(Dataset entries)

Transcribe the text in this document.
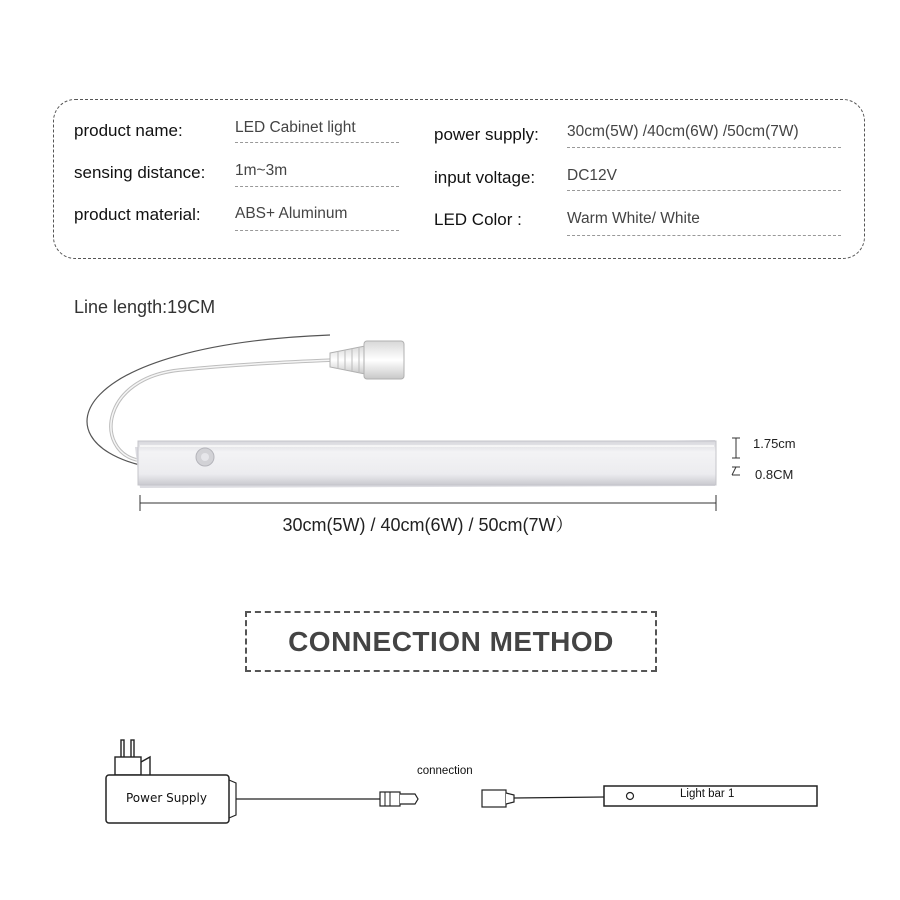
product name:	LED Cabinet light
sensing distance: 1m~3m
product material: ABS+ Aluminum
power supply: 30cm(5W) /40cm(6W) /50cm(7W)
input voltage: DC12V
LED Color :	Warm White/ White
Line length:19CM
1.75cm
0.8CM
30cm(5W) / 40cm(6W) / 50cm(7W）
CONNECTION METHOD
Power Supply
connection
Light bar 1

▶ [STATED TASK]:
Transcribe the material as is, with images omitted.

▶ [TASK SOLUTION]:
Transcribe the text in this document.
product name:	LED Cabinet light
sensing distance: 1m~3m
product material: ABS+ Aluminum
power supply: 30cm(5W) /40cm(6W) /50cm(7W)
input voltage: DC12V
LED Color :	Warm White/ White
Line length:19CM
1.75cm
0.8CM
30cm(5W) / 40cm(6W) / 50cm(7W）
CONNECTION METHOD
Power Supply
connection
Light bar 1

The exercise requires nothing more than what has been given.